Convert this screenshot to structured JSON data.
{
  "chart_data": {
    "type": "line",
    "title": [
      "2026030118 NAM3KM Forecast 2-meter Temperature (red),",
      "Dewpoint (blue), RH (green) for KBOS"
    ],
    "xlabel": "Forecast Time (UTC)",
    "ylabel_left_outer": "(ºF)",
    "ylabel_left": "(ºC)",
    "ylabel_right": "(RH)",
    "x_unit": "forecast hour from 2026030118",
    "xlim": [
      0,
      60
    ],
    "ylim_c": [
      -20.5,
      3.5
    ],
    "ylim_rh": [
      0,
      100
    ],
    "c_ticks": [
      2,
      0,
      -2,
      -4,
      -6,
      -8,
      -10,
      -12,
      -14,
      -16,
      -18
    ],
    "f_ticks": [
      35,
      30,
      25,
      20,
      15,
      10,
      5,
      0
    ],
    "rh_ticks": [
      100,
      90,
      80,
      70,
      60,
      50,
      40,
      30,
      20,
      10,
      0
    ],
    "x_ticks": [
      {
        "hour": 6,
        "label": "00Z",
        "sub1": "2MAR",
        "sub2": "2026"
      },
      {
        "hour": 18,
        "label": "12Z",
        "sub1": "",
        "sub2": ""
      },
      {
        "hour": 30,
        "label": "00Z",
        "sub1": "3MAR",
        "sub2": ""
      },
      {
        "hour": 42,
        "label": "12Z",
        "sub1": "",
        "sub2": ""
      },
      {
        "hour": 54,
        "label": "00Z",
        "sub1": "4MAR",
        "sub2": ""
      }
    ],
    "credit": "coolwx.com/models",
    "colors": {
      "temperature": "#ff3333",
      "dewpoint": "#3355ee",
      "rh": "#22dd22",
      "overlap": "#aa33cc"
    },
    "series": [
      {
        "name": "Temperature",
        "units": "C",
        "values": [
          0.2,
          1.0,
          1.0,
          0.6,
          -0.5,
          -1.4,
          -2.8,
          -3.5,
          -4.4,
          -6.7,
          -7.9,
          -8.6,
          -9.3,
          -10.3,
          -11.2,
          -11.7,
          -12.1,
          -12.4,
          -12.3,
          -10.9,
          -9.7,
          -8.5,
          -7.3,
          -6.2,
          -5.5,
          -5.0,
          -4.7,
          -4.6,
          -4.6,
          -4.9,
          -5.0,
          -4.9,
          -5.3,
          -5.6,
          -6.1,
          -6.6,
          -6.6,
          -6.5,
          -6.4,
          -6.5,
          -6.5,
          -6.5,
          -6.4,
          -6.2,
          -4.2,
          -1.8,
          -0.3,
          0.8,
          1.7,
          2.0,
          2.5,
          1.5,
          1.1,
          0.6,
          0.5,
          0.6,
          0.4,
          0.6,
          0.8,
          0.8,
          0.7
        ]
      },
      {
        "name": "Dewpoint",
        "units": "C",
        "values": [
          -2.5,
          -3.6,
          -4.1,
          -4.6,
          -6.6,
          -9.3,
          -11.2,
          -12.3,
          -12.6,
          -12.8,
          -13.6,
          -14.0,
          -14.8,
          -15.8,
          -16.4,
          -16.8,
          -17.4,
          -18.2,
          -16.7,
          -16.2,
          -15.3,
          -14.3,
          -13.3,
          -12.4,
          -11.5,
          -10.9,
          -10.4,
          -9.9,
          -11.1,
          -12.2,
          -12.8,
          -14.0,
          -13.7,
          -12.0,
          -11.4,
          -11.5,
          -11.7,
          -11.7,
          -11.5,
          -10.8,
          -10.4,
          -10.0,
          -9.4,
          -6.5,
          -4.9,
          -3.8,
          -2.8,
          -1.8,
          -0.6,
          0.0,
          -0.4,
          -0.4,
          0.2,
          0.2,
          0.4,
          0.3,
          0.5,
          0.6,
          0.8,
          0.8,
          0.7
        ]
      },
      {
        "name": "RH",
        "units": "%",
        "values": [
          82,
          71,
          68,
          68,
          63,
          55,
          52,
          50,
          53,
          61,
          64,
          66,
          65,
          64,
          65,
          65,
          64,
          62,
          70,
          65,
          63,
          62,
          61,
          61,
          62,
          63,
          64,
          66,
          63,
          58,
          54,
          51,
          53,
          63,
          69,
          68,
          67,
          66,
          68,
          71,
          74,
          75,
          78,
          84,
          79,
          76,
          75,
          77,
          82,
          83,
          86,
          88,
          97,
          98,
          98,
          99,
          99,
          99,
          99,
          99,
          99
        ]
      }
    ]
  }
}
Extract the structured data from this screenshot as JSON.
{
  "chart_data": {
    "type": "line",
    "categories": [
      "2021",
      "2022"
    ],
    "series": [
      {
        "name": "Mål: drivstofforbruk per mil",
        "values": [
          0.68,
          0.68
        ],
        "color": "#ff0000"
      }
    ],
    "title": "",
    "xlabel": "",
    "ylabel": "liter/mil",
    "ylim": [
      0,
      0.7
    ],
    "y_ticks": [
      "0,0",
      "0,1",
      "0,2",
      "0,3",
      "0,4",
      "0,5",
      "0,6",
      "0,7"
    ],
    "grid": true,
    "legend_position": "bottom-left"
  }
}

▶ _Directions_
Write the material out again word for word.

▶ _Expected answer_
Convert this screenshot to structured JSON data.
{
  "chart_data": {
    "type": "line",
    "title": [
      "2026030118 NAM3KM Forecast 2-meter Temperature (red),",
      "Dewpoint (blue), RH (green) for KBOS"
    ],
    "xlabel": "Forecast Time (UTC)",
    "ylabel_left_outer": "(ºF)",
    "ylabel_left": "(ºC)",
    "ylabel_right": "(RH)",
    "x_unit": "forecast hour from 2026030118",
    "xlim": [
      0,
      60
    ],
    "ylim_c": [
      -20.5,
      3.5
    ],
    "ylim_rh": [
      0,
      100
    ],
    "c_ticks": [
      2,
      0,
      -2,
      -4,
      -6,
      -8,
      -10,
      -12,
      -14,
      -16,
      -18
    ],
    "f_ticks": [
      35,
      30,
      25,
      20,
      15,
      10,
      5,
      0
    ],
    "rh_ticks": [
      100,
      90,
      80,
      70,
      60,
      50,
      40,
      30,
      20,
      10,
      0
    ],
    "x_ticks": [
      {
        "hour": 6,
        "label": "00Z",
        "sub1": "2MAR",
        "sub2": "2026"
      },
      {
        "hour": 18,
        "label": "12Z",
        "sub1": "",
        "sub2": ""
      },
      {
        "hour": 30,
        "label": "00Z",
        "sub1": "3MAR",
        "sub2": ""
      },
      {
        "hour": 42,
        "label": "12Z",
        "sub1": "",
        "sub2": ""
      },
      {
        "hour": 54,
        "label": "00Z",
        "sub1": "4MAR",
        "sub2": ""
      }
    ],
    "credit": "coolwx.com/models",
    "colors": {
      "temperature": "#ff3333",
      "dewpoint": "#3355ee",
      "rh": "#22dd22",
      "overlap": "#aa33cc"
    },
    "series": [
      {
        "name": "Temperature",
        "units": "C",
        "values": [
          0.2,
          1.0,
          1.0,
          0.6,
          -0.5,
          -1.4,
          -2.8,
          -3.5,
          -4.4,
          -6.7,
          -7.9,
          -8.6,
          -9.3,
          -10.3,
          -11.2,
          -11.7,
          -12.1,
          -12.4,
          -12.3,
          -10.9,
          -9.7,
          -8.5,
          -7.3,
          -6.2,
          -5.5,
          -5.0,
          -4.7,
          -4.6,
          -4.6,
          -4.9,
          -5.0,
          -4.9,
          -5.3,
          -5.6,
          -6.1,
          -6.6,
          -6.6,
          -6.5,
          -6.4,
          -6.5,
          -6.5,
          -6.5,
          -6.4,
          -6.2,
          -4.2,
          -1.8,
          -0.3,
          0.8,
          1.7,
          2.0,
          2.5,
          1.5,
          1.1,
          0.6,
          0.5,
          0.6,
          0.4,
          0.6,
          0.8,
          0.8,
          0.7
        ]
      },
      {
        "name": "Dewpoint",
        "units": "C",
        "values": [
          -2.5,
          -3.6,
          -4.1,
          -4.6,
          -6.6,
          -9.3,
          -11.2,
          -12.3,
          -12.6,
          -12.8,
          -13.6,
          -14.0,
          -14.8,
          -15.8,
          -16.4,
          -16.8,
          -17.4,
          -18.2,
          -16.7,
          -16.2,
          -15.3,
          -14.3,
          -13.3,
          -12.4,
          -11.5,
          -10.9,
          -10.4,
          -9.9,
          -11.1,
          -12.2,
          -12.8,
          -14.0,
          -13.7,
          -12.0,
          -11.4,
          -11.5,
          -11.7,
          -11.7,
          -11.5,
          -10.8,
          -10.4,
          -10.0,
          -9.4,
          -6.5,
          -4.9,
          -3.8,
          -2.8,
          -1.8,
          -0.6,
          0.0,
          -0.4,
          -0.4,
          0.2,
          0.2,
          0.4,
          0.3,
          0.5,
          0.6,
          0.8,
          0.8,
          0.7
        ]
      },
      {
        "name": "RH",
        "units": "%",
        "values": [
          82,
          71,
          68,
          68,
          63,
          55,
          52,
          50,
          53,
          61,
          64,
          66,
          65,
          64,
          65,
          65,
          64,
          62,
          70,
          65,
          63,
          62,
          61,
          61,
          62,
          63,
          64,
          66,
          63,
          58,
          54,
          51,
          53,
          63,
          69,
          68,
          67,
          66,
          68,
          71,
          74,
          75,
          78,
          84,
          79,
          76,
          75,
          77,
          82,
          83,
          86,
          88,
          97,
          98,
          98,
          99,
          99,
          99,
          99,
          99,
          99
        ]
      }
    ]
  }
}
Extract the structured data from this screenshot as JSON.
{
  "chart_data": {
    "type": "line",
    "categories": [
      "2021",
      "2022"
    ],
    "series": [
      {
        "name": "Mål: drivstofforbruk per mil",
        "values": [
          0.68,
          0.68
        ],
        "color": "#ff0000"
      }
    ],
    "title": "",
    "xlabel": "",
    "ylabel": "liter/mil",
    "ylim": [
      0,
      0.7
    ],
    "y_ticks": [
      "0,0",
      "0,1",
      "0,2",
      "0,3",
      "0,4",
      "0,5",
      "0,6",
      "0,7"
    ],
    "grid": true,
    "legend_position": "bottom-left"
  }
}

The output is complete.